> **Problem statement**
Omit all images. Transcribe the rest of the material below exactly.
--- Data rows ---
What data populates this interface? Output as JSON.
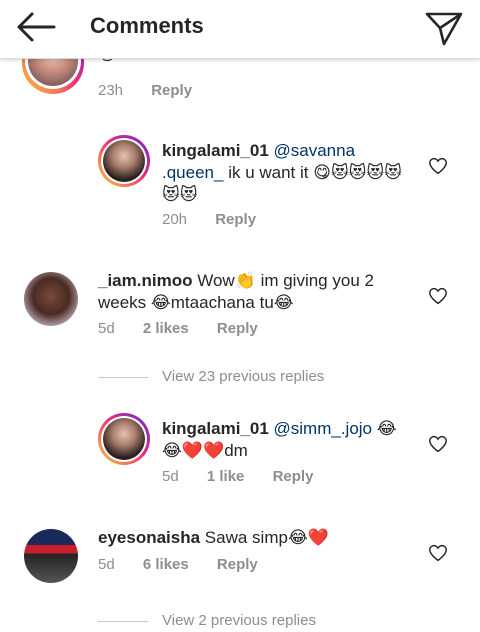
{
  "header": {
    "title": "Comments",
    "back_icon": "back-arrow-icon",
    "send_icon": "paper-plane-icon"
  },
  "comments": [
    {
      "partial_emoji": "😂",
      "time": "23h",
      "reply": "Reply"
    },
    {
      "username": "kingalami_01",
      "mention": "@savanna .queen_",
      "text": "ik u want it 😋😻😻😻😻😻😻",
      "time": "20h",
      "reply": "Reply"
    },
    {
      "username": "_iam.nimoo",
      "text": "Wow👏 im giving you 2 weeks 😂mtaachana tu😂",
      "time": "5d",
      "likes": "2 likes",
      "reply": "Reply"
    },
    {
      "view_replies": "View 23 previous replies"
    },
    {
      "username": "kingalami_01",
      "mention": "@simm_.jojo",
      "text": "😂😂❤️❤️dm",
      "time": "5d",
      "likes": "1 like",
      "reply": "Reply"
    },
    {
      "username": "eyesonaisha",
      "text": "Sawa simp😂❤️",
      "time": "5d",
      "likes": "6 likes",
      "reply": "Reply"
    },
    {
      "view_replies": "View 2 previous replies"
    }
  ],
  "colors": {
    "mention": "#003569",
    "meta": "#8e8e8e",
    "ring_start": "#f9ce34",
    "ring_mid": "#ee2a7b",
    "ring_end": "#6228d7"
  }
}
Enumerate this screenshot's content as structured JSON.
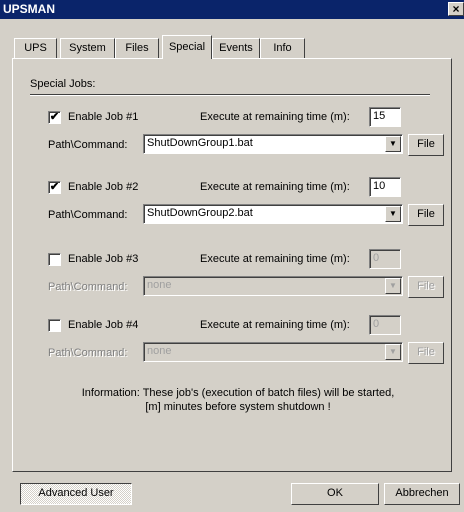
{
  "window": {
    "title": "UPSMAN",
    "close_glyph": "×"
  },
  "tabs": [
    {
      "label": "UPS"
    },
    {
      "label": "System"
    },
    {
      "label": "Files"
    },
    {
      "label": "Special"
    },
    {
      "label": "Events"
    },
    {
      "label": "Info"
    }
  ],
  "active_tab": "Special",
  "special": {
    "group_label": "Special Jobs:",
    "jobs": [
      {
        "enable_label": "Enable Job #1",
        "checked": true,
        "check_glyph": "✔",
        "time_label": "Execute at remaining time (m):",
        "time_value": "15",
        "path_label": "Path\\Command:",
        "path_value": "ShutDownGroup1.bat",
        "file_label": "File",
        "enabled": true
      },
      {
        "enable_label": "Enable Job #2",
        "checked": true,
        "check_glyph": "✔",
        "time_label": "Execute at remaining time (m):",
        "time_value": "10",
        "path_label": "Path\\Command:",
        "path_value": "ShutDownGroup2.bat",
        "file_label": "File",
        "enabled": true
      },
      {
        "enable_label": "Enable Job #3",
        "checked": false,
        "check_glyph": "",
        "time_label": "Execute at remaining time (m):",
        "time_value": "0",
        "path_label": "Path\\Command:",
        "path_value": "none",
        "file_label": "File",
        "enabled": false
      },
      {
        "enable_label": "Enable Job #4",
        "checked": false,
        "check_glyph": "",
        "time_label": "Execute at remaining time (m):",
        "time_value": "0",
        "path_label": "Path\\Command:",
        "path_value": "none",
        "file_label": "File",
        "enabled": false
      }
    ],
    "info_line1": "Information: These job's (execution of batch files) will be started,",
    "info_line2": "[m] minutes before system shutdown !"
  },
  "footer": {
    "advanced_label": "Advanced User",
    "ok_label": "OK",
    "cancel_label": "Abbrechen"
  },
  "icons": {
    "dropdown_arrow": "▼"
  },
  "colors": {
    "titlebar": "#0a246a",
    "face": "#d4d0c8"
  }
}
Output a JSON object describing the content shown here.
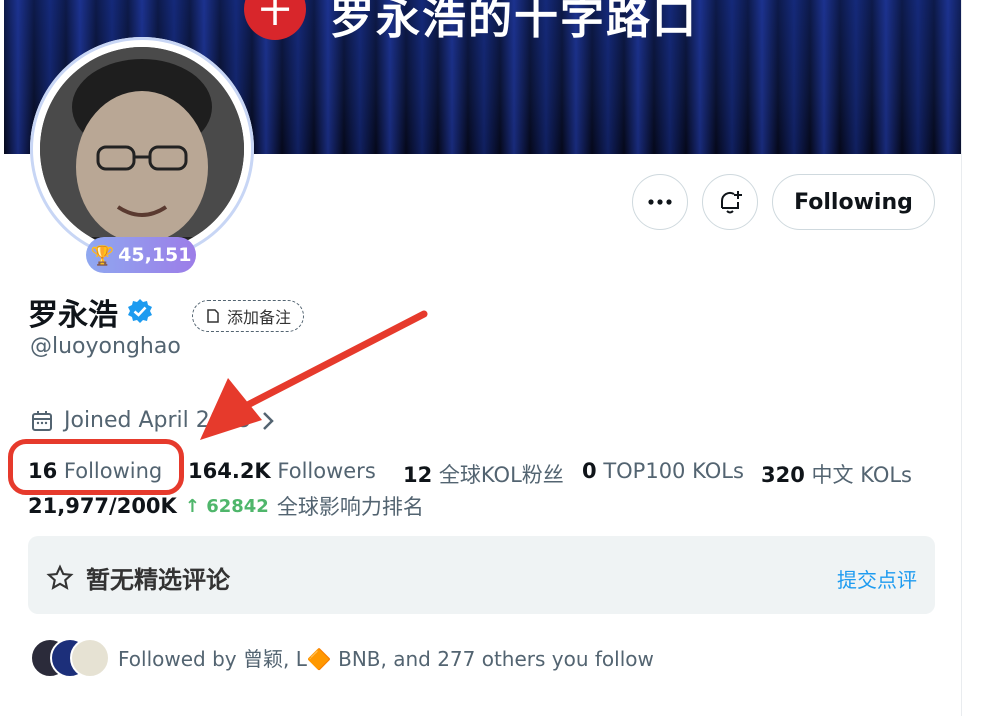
{
  "banner": {
    "title": "罗永浩的十字路口",
    "logo_glyph": "十"
  },
  "profile": {
    "score": "45,151",
    "trophy_icon": "trophy-icon",
    "name": "罗永浩",
    "handle": "@luoyonghao",
    "note_button": "添加备注",
    "joined": "Joined April 2009",
    "follow_button": "Following"
  },
  "stats": {
    "following_count": "16",
    "following_label": "Following",
    "followers_count": "164.2K",
    "followers_label": "Followers",
    "kol_fans_count": "12",
    "kol_fans_label": "全球KOL粉丝",
    "top100_count": "0",
    "top100_label": "TOP100 KOLs",
    "cn_kols_count": "320",
    "cn_kols_label": "中文 KOLs"
  },
  "rank": {
    "value": "21,977/200K",
    "delta": "62842",
    "label": "全球影响力排名"
  },
  "review": {
    "title": "暂无精选评论",
    "submit": "提交点评"
  },
  "followed_by": {
    "text": "Followed by 曾颖, L🔶 BNB, and 277 others you follow"
  },
  "colors": {
    "accent": "#1d9bf0",
    "annotation_red": "#e63a2c",
    "verified": "#1d9bf0"
  }
}
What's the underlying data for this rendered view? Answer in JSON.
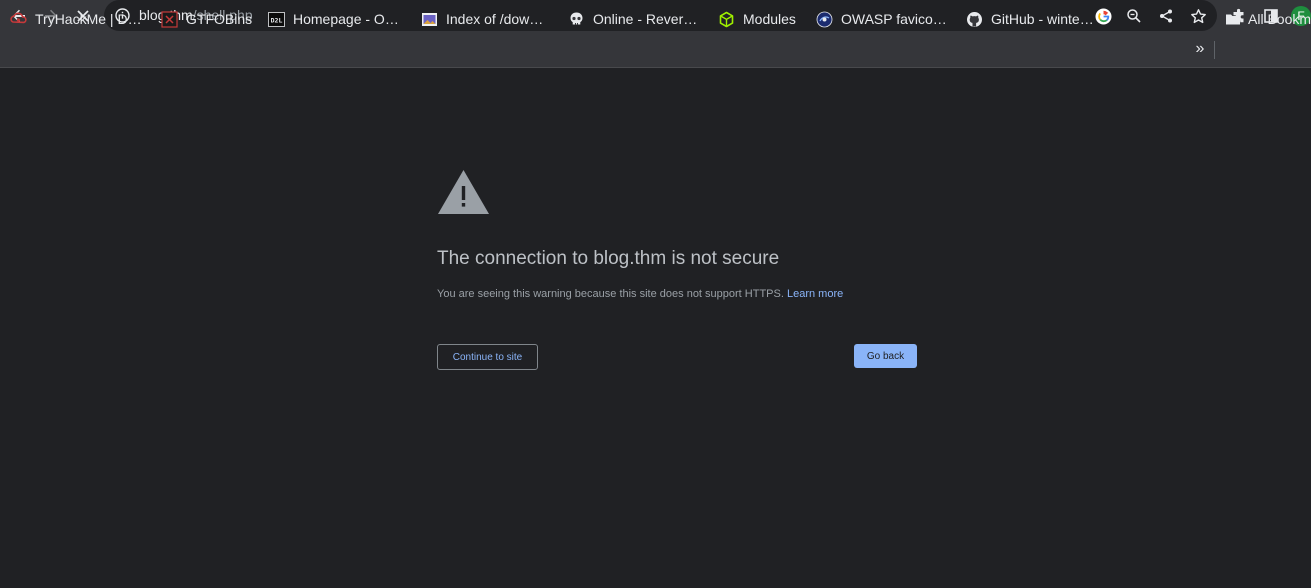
{
  "browser": {
    "url_host": "blog.thm",
    "url_path": "/shell.php",
    "profile_initial": "F",
    "accent_color": "#8ab4f8",
    "profile_color": "#1e8e3e"
  },
  "toolbar_icons": [
    "back-arrow-icon",
    "forward-arrow-icon",
    "stop-loading-icon",
    "info-icon",
    "google-icon",
    "zoom-icon",
    "share-icon",
    "star-icon",
    "extensions-icon",
    "side-panel-icon"
  ],
  "bookmarks": {
    "items": [
      {
        "label": "TryHackMe | D…",
        "icon": "tryhackme-icon"
      },
      {
        "label": "GTFOBins",
        "icon": "gtfobins-icon"
      },
      {
        "label": "Homepage - O…",
        "icon": "d2l-icon"
      },
      {
        "label": "Index of /dow…",
        "icon": "folder-image-icon"
      },
      {
        "label": "Online - Rever…",
        "icon": "skull-icon"
      },
      {
        "label": "Modules",
        "icon": "cube-icon"
      },
      {
        "label": "OWASP favico…",
        "icon": "owasp-icon"
      },
      {
        "label": "GitHub - winte…",
        "icon": "github-icon"
      }
    ],
    "more": "»",
    "all_bookmarks_label": "All Bookm"
  },
  "interstitial": {
    "heading": "The connection to blog.thm is not secure",
    "explanation": "You are seeing this warning because this site does not support HTTPS.",
    "learn_more": "Learn more",
    "continue_label": "Continue to site",
    "go_back_label": "Go back"
  }
}
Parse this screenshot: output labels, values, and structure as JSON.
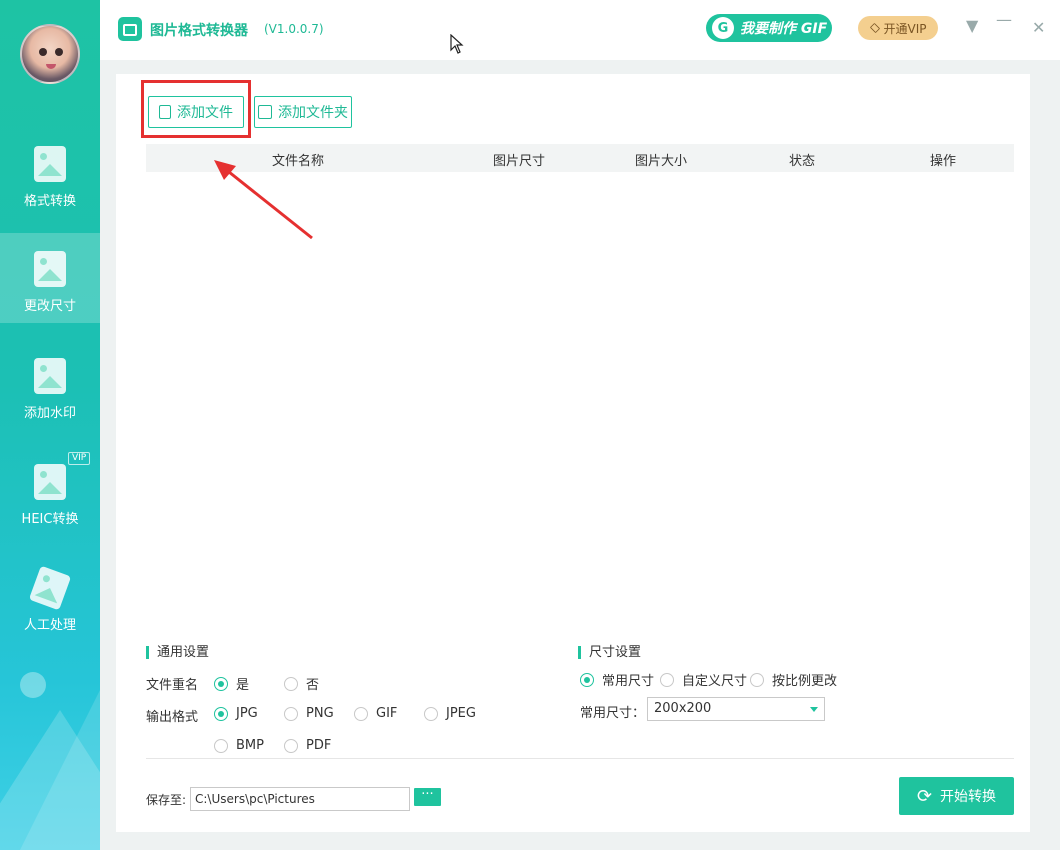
{
  "sidebar": {
    "items": [
      {
        "label": "格式转换"
      },
      {
        "label": "更改尺寸"
      },
      {
        "label": "添加水印"
      },
      {
        "label": "HEIC转换"
      },
      {
        "label": "人工处理"
      }
    ],
    "vip_tag": "VIP"
  },
  "titlebar": {
    "title": "图片格式转换器",
    "version": "(V1.0.0.7)",
    "gif_button": "我要制作 GIF",
    "gif_letter": "G",
    "vip_button": "开通VIP"
  },
  "toolbar": {
    "add_file": "添加文件",
    "add_folder": "添加文件夹"
  },
  "table": {
    "columns": [
      "文件名称",
      "图片尺寸",
      "图片大小",
      "状态",
      "操作"
    ]
  },
  "general_settings": {
    "title": "通用设置",
    "rename_label": "文件重名",
    "rename_options": [
      "是",
      "否"
    ],
    "rename_selected": "是",
    "format_label": "输出格式",
    "format_options": [
      "JPG",
      "PNG",
      "GIF",
      "JPEG",
      "BMP",
      "PDF"
    ],
    "format_selected": "JPG"
  },
  "size_settings": {
    "title": "尺寸设置",
    "mode_options": [
      "常用尺寸",
      "自定义尺寸",
      "按比例更改"
    ],
    "mode_selected": "常用尺寸",
    "common_size_label": "常用尺寸：",
    "common_size_value": "200x200"
  },
  "footer": {
    "save_label": "保存至:",
    "save_path": "C:\\Users\\pc\\Pictures",
    "browse_label": "···",
    "start_button": "开始转换"
  },
  "colors": {
    "accent": "#1fc39e",
    "highlight": "#e53030"
  }
}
---
> **Exercise answer**
What data populates this interface? Output as JSON.
{
  "header": {
    "title": "Comments",
    "back_icon": "back-arrow-icon",
    "send_icon": "paper-plane-icon"
  },
  "comments": [
    {
      "partial_emoji": "😂",
      "time": "23h",
      "reply": "Reply"
    },
    {
      "username": "kingalami_01",
      "mention": "@savanna .queen_",
      "text": "ik u want it 😋😻😻😻😻😻😻",
      "time": "20h",
      "reply": "Reply"
    },
    {
      "username": "_iam.nimoo",
      "text": "Wow👏 im giving you 2 weeks 😂mtaachana tu😂",
      "time": "5d",
      "likes": "2 likes",
      "reply": "Reply"
    },
    {
      "view_replies": "View 23 previous replies"
    },
    {
      "username": "kingalami_01",
      "mention": "@simm_.jojo",
      "text": "😂😂❤️❤️dm",
      "time": "5d",
      "likes": "1 like",
      "reply": "Reply"
    },
    {
      "username": "eyesonaisha",
      "text": "Sawa simp😂❤️",
      "time": "5d",
      "likes": "6 likes",
      "reply": "Reply"
    },
    {
      "view_replies": "View 2 previous replies"
    }
  ],
  "colors": {
    "mention": "#003569",
    "meta": "#8e8e8e",
    "ring_start": "#f9ce34",
    "ring_mid": "#ee2a7b",
    "ring_end": "#6228d7"
  }
}
Enumerate this screenshot's content as structured JSON.
{
  "window": {
    "title": "UPSMAN",
    "close_glyph": "×"
  },
  "tabs": [
    {
      "label": "UPS"
    },
    {
      "label": "System"
    },
    {
      "label": "Files"
    },
    {
      "label": "Special"
    },
    {
      "label": "Events"
    },
    {
      "label": "Info"
    }
  ],
  "active_tab": "Special",
  "special": {
    "group_label": "Special Jobs:",
    "jobs": [
      {
        "enable_label": "Enable Job #1",
        "checked": true,
        "check_glyph": "✔",
        "time_label": "Execute at remaining time (m):",
        "time_value": "15",
        "path_label": "Path\\Command:",
        "path_value": "ShutDownGroup1.bat",
        "file_label": "File",
        "enabled": true
      },
      {
        "enable_label": "Enable Job #2",
        "checked": true,
        "check_glyph": "✔",
        "time_label": "Execute at remaining time (m):",
        "time_value": "10",
        "path_label": "Path\\Command:",
        "path_value": "ShutDownGroup2.bat",
        "file_label": "File",
        "enabled": true
      },
      {
        "enable_label": "Enable Job #3",
        "checked": false,
        "check_glyph": "",
        "time_label": "Execute at remaining time (m):",
        "time_value": "0",
        "path_label": "Path\\Command:",
        "path_value": "none",
        "file_label": "File",
        "enabled": false
      },
      {
        "enable_label": "Enable Job #4",
        "checked": false,
        "check_glyph": "",
        "time_label": "Execute at remaining time (m):",
        "time_value": "0",
        "path_label": "Path\\Command:",
        "path_value": "none",
        "file_label": "File",
        "enabled": false
      }
    ],
    "info_line1": "Information: These job's (execution of batch files) will be started,",
    "info_line2": "[m] minutes before system shutdown !"
  },
  "footer": {
    "advanced_label": "Advanced User",
    "ok_label": "OK",
    "cancel_label": "Abbrechen"
  },
  "icons": {
    "dropdown_arrow": "▼"
  },
  "colors": {
    "titlebar": "#0a246a",
    "face": "#d4d0c8"
  }
}
Output a JSON object describing the content shown here.
{
  "banner": {
    "title": "罗永浩的十字路口",
    "logo_glyph": "十"
  },
  "profile": {
    "score": "45,151",
    "trophy_icon": "trophy-icon",
    "name": "罗永浩",
    "handle": "@luoyonghao",
    "note_button": "添加备注",
    "joined": "Joined April 2009",
    "follow_button": "Following"
  },
  "stats": {
    "following_count": "16",
    "following_label": "Following",
    "followers_count": "164.2K",
    "followers_label": "Followers",
    "kol_fans_count": "12",
    "kol_fans_label": "全球KOL粉丝",
    "top100_count": "0",
    "top100_label": "TOP100 KOLs",
    "cn_kols_count": "320",
    "cn_kols_label": "中文 KOLs"
  },
  "rank": {
    "value": "21,977/200K",
    "delta": "62842",
    "label": "全球影响力排名"
  },
  "review": {
    "title": "暂无精选评论",
    "submit": "提交点评"
  },
  "followed_by": {
    "text": "Followed by 曾颖, L🔶 BNB, and 277 others you follow"
  },
  "colors": {
    "accent": "#1d9bf0",
    "annotation_red": "#e63a2c",
    "verified": "#1d9bf0"
  }
}
What's the underlying data for this rendered view? Answer in JSON.
{
  "browser": {
    "url_host": "blog.thm",
    "url_path": "/shell.php",
    "profile_initial": "F",
    "accent_color": "#8ab4f8",
    "profile_color": "#1e8e3e"
  },
  "toolbar_icons": [
    "back-arrow-icon",
    "forward-arrow-icon",
    "stop-loading-icon",
    "info-icon",
    "google-icon",
    "zoom-icon",
    "share-icon",
    "star-icon",
    "extensions-icon",
    "side-panel-icon"
  ],
  "bookmarks": {
    "items": [
      {
        "label": "TryHackMe | D…",
        "icon": "tryhackme-icon"
      },
      {
        "label": "GTFOBins",
        "icon": "gtfobins-icon"
      },
      {
        "label": "Homepage - O…",
        "icon": "d2l-icon"
      },
      {
        "label": "Index of /dow…",
        "icon": "folder-image-icon"
      },
      {
        "label": "Online - Rever…",
        "icon": "skull-icon"
      },
      {
        "label": "Modules",
        "icon": "cube-icon"
      },
      {
        "label": "OWASP favico…",
        "icon": "owasp-icon"
      },
      {
        "label": "GitHub - winte…",
        "icon": "github-icon"
      }
    ],
    "more": "»",
    "all_bookmarks_label": "All Bookm"
  },
  "interstitial": {
    "heading": "The connection to blog.thm is not secure",
    "explanation": "You are seeing this warning because this site does not support HTTPS.",
    "learn_more": "Learn more",
    "continue_label": "Continue to site",
    "go_back_label": "Go back"
  }
}
Parse this screenshot: output labels, values, and structure as JSON.
{
  "sidebar": {
    "items": [
      {
        "label": "格式转换"
      },
      {
        "label": "更改尺寸"
      },
      {
        "label": "添加水印"
      },
      {
        "label": "HEIC转换"
      },
      {
        "label": "人工处理"
      }
    ],
    "vip_tag": "VIP"
  },
  "titlebar": {
    "title": "图片格式转换器",
    "version": "(V1.0.0.7)",
    "gif_button": "我要制作 GIF",
    "gif_letter": "G",
    "vip_button": "开通VIP"
  },
  "toolbar": {
    "add_file": "添加文件",
    "add_folder": "添加文件夹"
  },
  "table": {
    "columns": [
      "文件名称",
      "图片尺寸",
      "图片大小",
      "状态",
      "操作"
    ]
  },
  "general_settings": {
    "title": "通用设置",
    "rename_label": "文件重名",
    "rename_options": [
      "是",
      "否"
    ],
    "rename_selected": "是",
    "format_label": "输出格式",
    "format_options": [
      "JPG",
      "PNG",
      "GIF",
      "JPEG",
      "BMP",
      "PDF"
    ],
    "format_selected": "JPG"
  },
  "size_settings": {
    "title": "尺寸设置",
    "mode_options": [
      "常用尺寸",
      "自定义尺寸",
      "按比例更改"
    ],
    "mode_selected": "常用尺寸",
    "common_size_label": "常用尺寸：",
    "common_size_value": "200x200"
  },
  "footer": {
    "save_label": "保存至:",
    "save_path": "C:\\Users\\pc\\Pictures",
    "browse_label": "···",
    "start_button": "开始转换"
  },
  "colors": {
    "accent": "#1fc39e",
    "highlight": "#e53030"
  }
}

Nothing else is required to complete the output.